## Start

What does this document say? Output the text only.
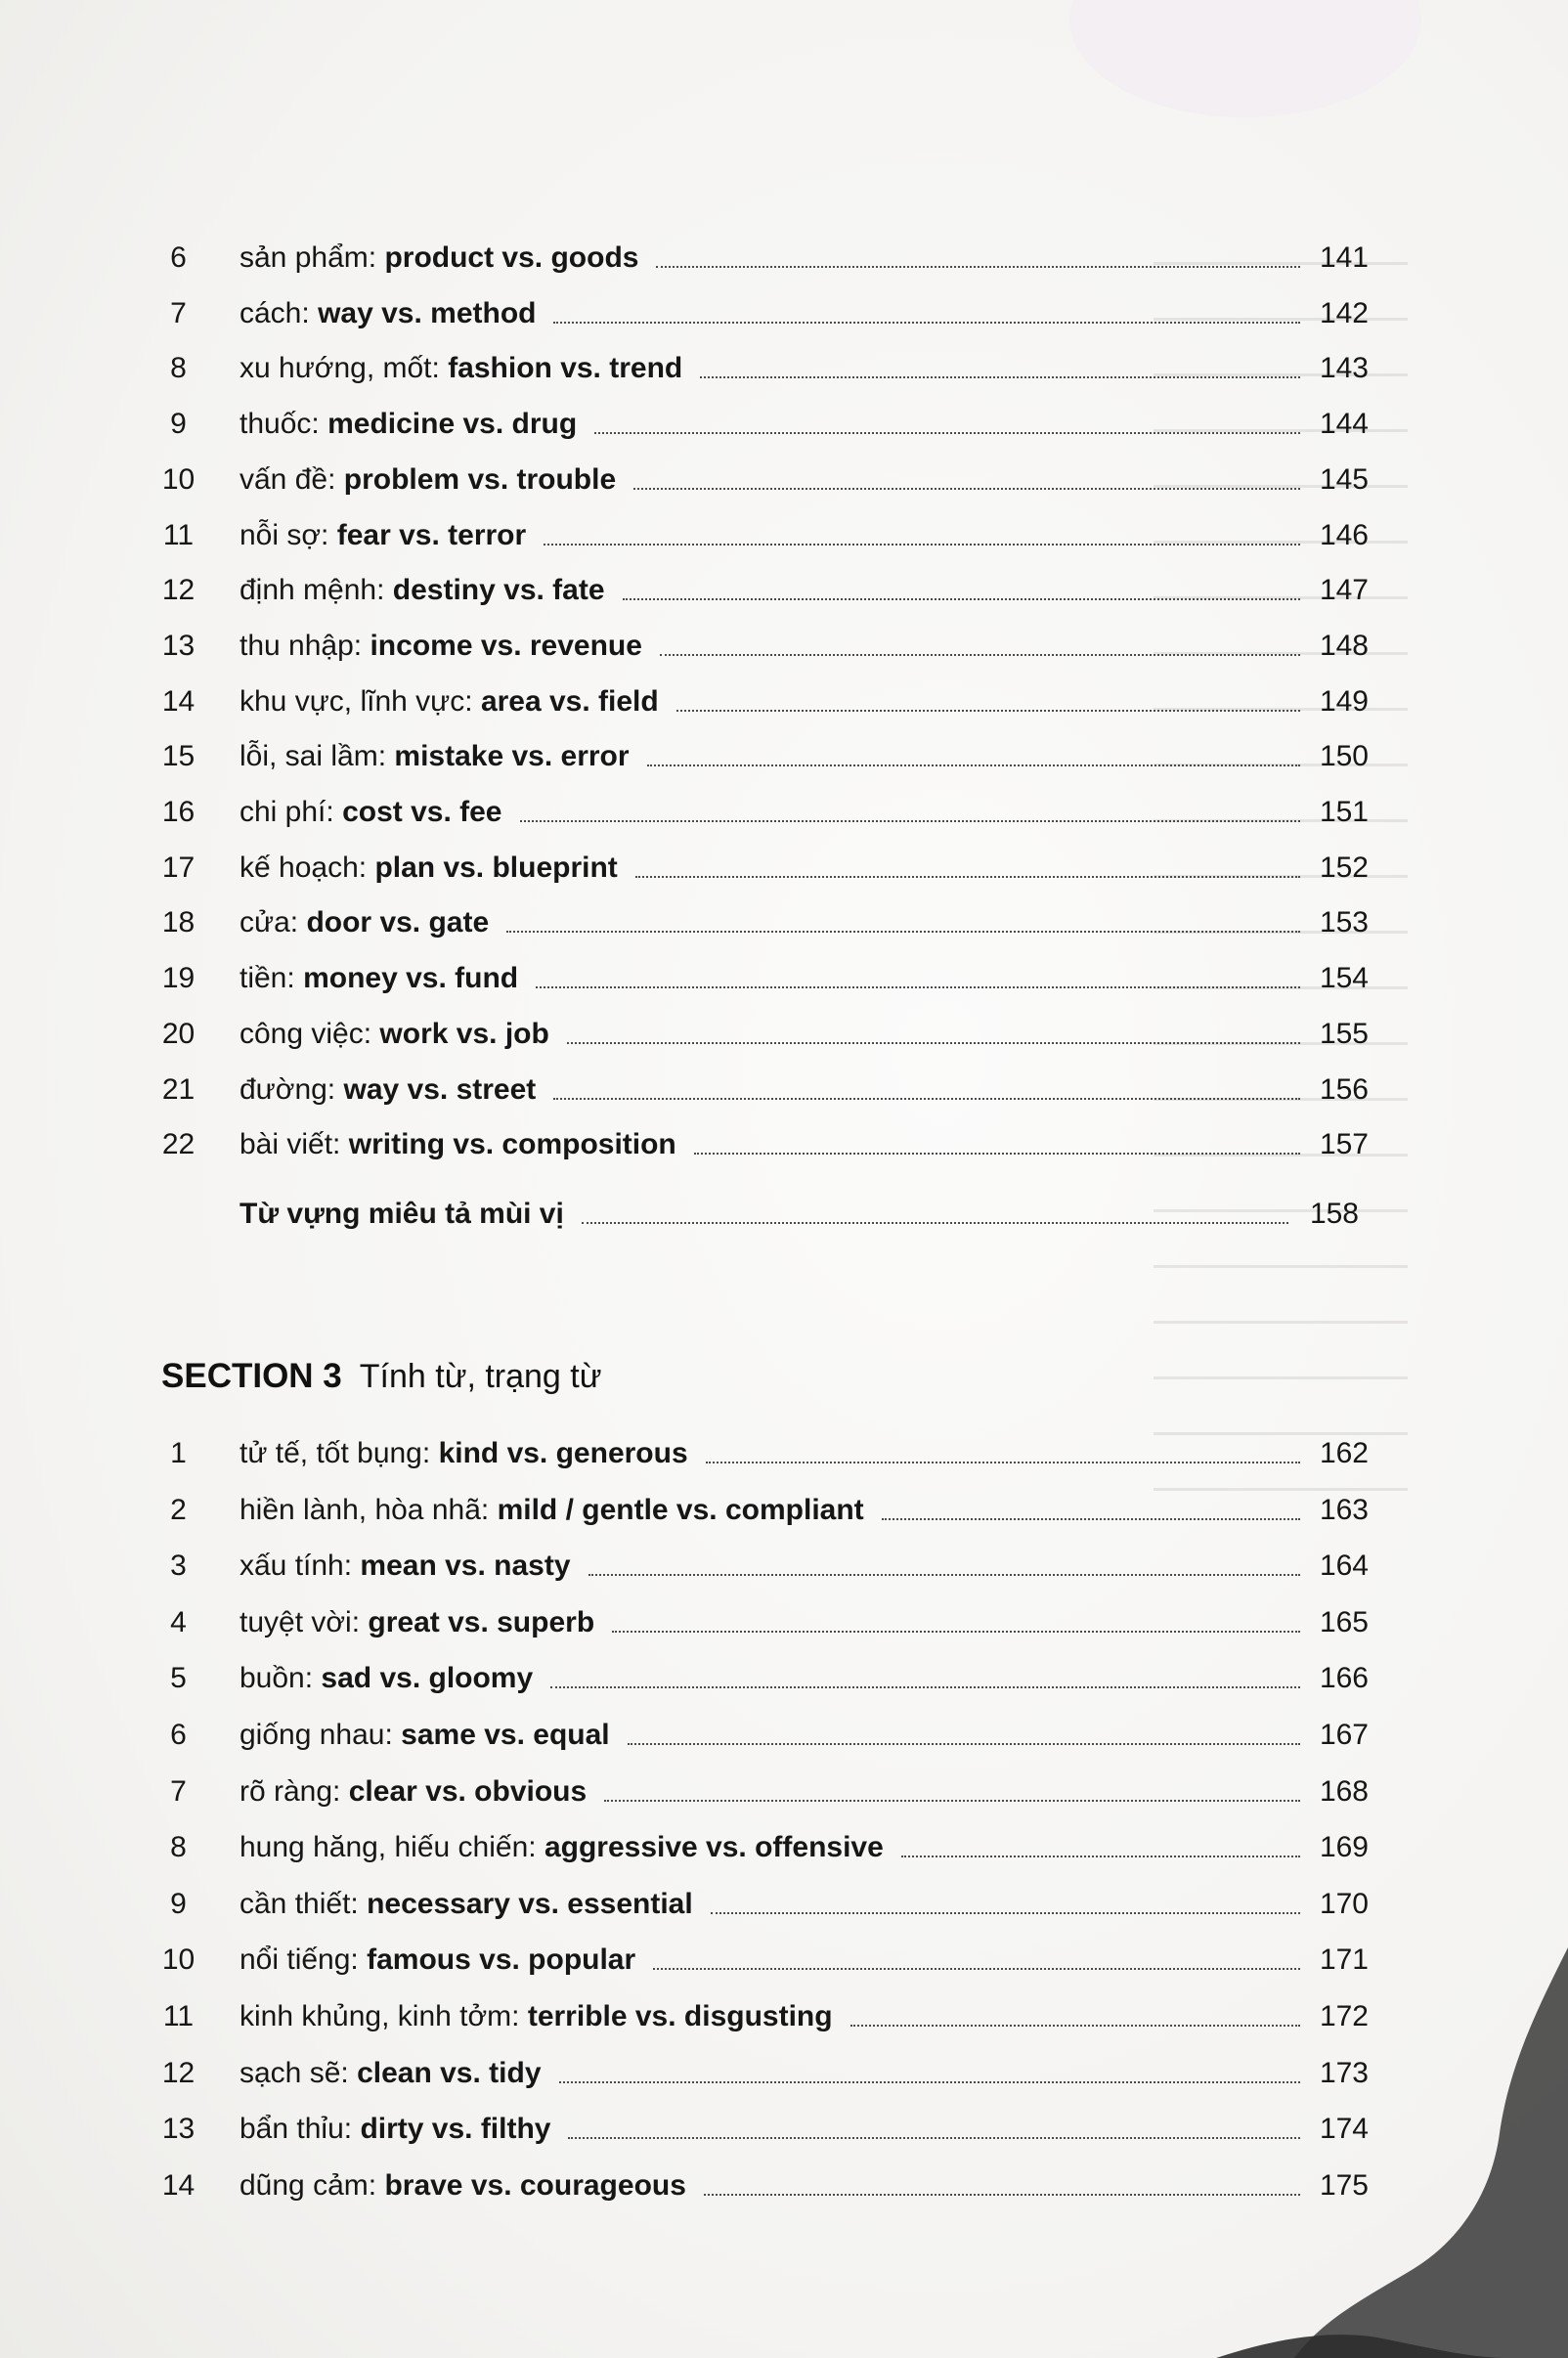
6	sản phẩm: product vs. goods	141
7	cách: way vs. method	142
8	xu hướng, mốt: fashion vs. trend	143
9	thuốc: medicine vs. drug	144
10 vấn đề: problem vs. trouble	145
11 nỗi sợ: fear vs. terror	146
12 định mệnh: destiny vs. fate	147
13 thu nhập: income vs. revenue	148
14 khu vực, lĩnh vực: area vs. field	149
15 lỗi, sai lầm: mistake vs. error	150
16 chi phí: cost vs. fee	151
17 kế hoạch: plan vs. blueprint	152
18 cửa: door vs. gate	153
19 tiền: money vs. fund	154
20 công việc: work vs. job	155
21 đường: way vs. street	156
22 bài viết: writing vs. composition	157
Từ vựng miêu tả mùi vị	158
SECTION 3 Tính từ, trạng từ
1	tử tế, tốt bụng: kind vs. generous	162
2	hiền lành, hòa nhã: mild / gentle vs. compliant	163
3	xấu tính: mean vs. nasty	164
4	tuyệt vời: great vs. superb	165
5	buồn: sad vs. gloomy	166
6	giống nhau: same vs. equal	167
7	rõ ràng: clear vs. obvious	168
8	hung hăng, hiếu chiến: aggressive vs. offensive	169
9	cần thiết: necessary vs. essential	170
10 nổi tiếng: famous vs. popular	171
11 kinh khủng, kinh tởm: terrible vs. disgusting	172
12 sạch sẽ: clean vs. tidy	173
13 bẩn thỉu: dirty vs. filthy	174
14 dũng cảm: brave vs. courageous	175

## End

PROBLEM REQUIREMENTS: Copy the whole listing above word for word but do not carry over the pictures.

ANSWER TO THE EXERCISE:
What does this document say? Output the text only.
6	sản phẩm: product vs. goods	141
7	cách: way vs. method	142
8	xu hướng, mốt: fashion vs. trend	143
9	thuốc: medicine vs. drug	144
10 vấn đề: problem vs. trouble	145
11 nỗi sợ: fear vs. terror	146
12 định mệnh: destiny vs. fate	147
13 thu nhập: income vs. revenue	148
14 khu vực, lĩnh vực: area vs. field	149
15 lỗi, sai lầm: mistake vs. error	150
16 chi phí: cost vs. fee	151
17 kế hoạch: plan vs. blueprint	152
18 cửa: door vs. gate	153
19 tiền: money vs. fund	154
20 công việc: work vs. job	155
21 đường: way vs. street	156
22 bài viết: writing vs. composition	157
Từ vựng miêu tả mùi vị	158
SECTION 3 Tính từ, trạng từ
1	tử tế, tốt bụng: kind vs. generous	162
2	hiền lành, hòa nhã: mild / gentle vs. compliant	163
3	xấu tính: mean vs. nasty	164
4	tuyệt vời: great vs. superb	165
5	buồn: sad vs. gloomy	166
6	giống nhau: same vs. equal	167
7	rõ ràng: clear vs. obvious	168
8	hung hăng, hiếu chiến: aggressive vs. offensive	169
9	cần thiết: necessary vs. essential	170
10 nổi tiếng: famous vs. popular	171
11 kinh khủng, kinh tởm: terrible vs. disgusting	172
12 sạch sẽ: clean vs. tidy	173
13 bẩn thỉu: dirty vs. filthy	174
14 dũng cảm: brave vs. courageous	175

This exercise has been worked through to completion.